- Written instruction -
Return all of the data exactly as given.

- The records -
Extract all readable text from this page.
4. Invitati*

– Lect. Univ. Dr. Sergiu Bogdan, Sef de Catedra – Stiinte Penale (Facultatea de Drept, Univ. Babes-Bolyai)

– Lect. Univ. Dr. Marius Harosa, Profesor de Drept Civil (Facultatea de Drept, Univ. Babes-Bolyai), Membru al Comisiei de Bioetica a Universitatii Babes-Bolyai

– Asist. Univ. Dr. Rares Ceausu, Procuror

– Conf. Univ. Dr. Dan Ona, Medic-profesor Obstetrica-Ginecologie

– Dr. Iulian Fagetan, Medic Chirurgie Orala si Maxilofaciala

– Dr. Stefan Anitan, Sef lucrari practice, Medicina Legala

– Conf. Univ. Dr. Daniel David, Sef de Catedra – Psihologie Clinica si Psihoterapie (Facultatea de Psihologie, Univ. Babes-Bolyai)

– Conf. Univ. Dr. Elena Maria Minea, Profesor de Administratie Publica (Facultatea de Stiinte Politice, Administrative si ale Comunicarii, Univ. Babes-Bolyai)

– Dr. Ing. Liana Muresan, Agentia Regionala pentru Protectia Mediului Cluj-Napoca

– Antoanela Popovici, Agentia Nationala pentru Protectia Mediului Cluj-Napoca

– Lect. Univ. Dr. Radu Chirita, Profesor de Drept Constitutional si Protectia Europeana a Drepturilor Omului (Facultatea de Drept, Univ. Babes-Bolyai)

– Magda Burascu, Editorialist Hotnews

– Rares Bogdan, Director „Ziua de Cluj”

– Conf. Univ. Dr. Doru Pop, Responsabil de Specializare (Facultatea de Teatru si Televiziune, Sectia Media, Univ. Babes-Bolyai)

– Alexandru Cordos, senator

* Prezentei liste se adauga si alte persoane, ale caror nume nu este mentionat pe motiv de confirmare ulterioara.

- The solution -
Extract all readable text from this page.
4. Invitati*

– Lect. Univ. Dr. Sergiu Bogdan, Sef de Catedra – Stiinte Penale (Facultatea de Drept, Univ. Babes-Bolyai)

– Lect. Univ. Dr. Marius Harosa, Profesor de Drept Civil (Facultatea de Drept, Univ. Babes-Bolyai), Membru al Comisiei de Bioetica a Universitatii Babes-Bolyai

– Asist. Univ. Dr. Rares Ceausu, Procuror

– Conf. Univ. Dr. Dan Ona, Medic-profesor Obstetrica-Ginecologie

– Dr. Iulian Fagetan, Medic Chirurgie Orala si Maxilofaciala

– Dr. Stefan Anitan, Sef lucrari practice, Medicina Legala

– Conf. Univ. Dr. Daniel David, Sef de Catedra – Psihologie Clinica si Psihoterapie (Facultatea de Psihologie, Univ. Babes-Bolyai)

– Conf. Univ. Dr. Elena Maria Minea, Profesor de Administratie Publica (Facultatea de Stiinte Politice, Administrative si ale Comunicarii, Univ. Babes-Bolyai)

– Dr. Ing. Liana Muresan, Agentia Regionala pentru Protectia Mediului Cluj-Napoca

– Antoanela Popovici, Agentia Nationala pentru Protectia Mediului Cluj-Napoca

– Lect. Univ. Dr. Radu Chirita, Profesor de Drept Constitutional si Protectia Europeana a Drepturilor Omului (Facultatea de Drept, Univ. Babes-Bolyai)

– Magda Burascu, Editorialist Hotnews

– Rares Bogdan, Director „Ziua de Cluj”

– Conf. Univ. Dr. Doru Pop, Responsabil de Specializare (Facultatea de Teatru si Televiziune, Sectia Media, Univ. Babes-Bolyai)

– Alexandru Cordos, senator

* Prezentei liste se adauga si alte persoane, ale caror nume nu este mentionat pe motiv de confirmare ulterioara.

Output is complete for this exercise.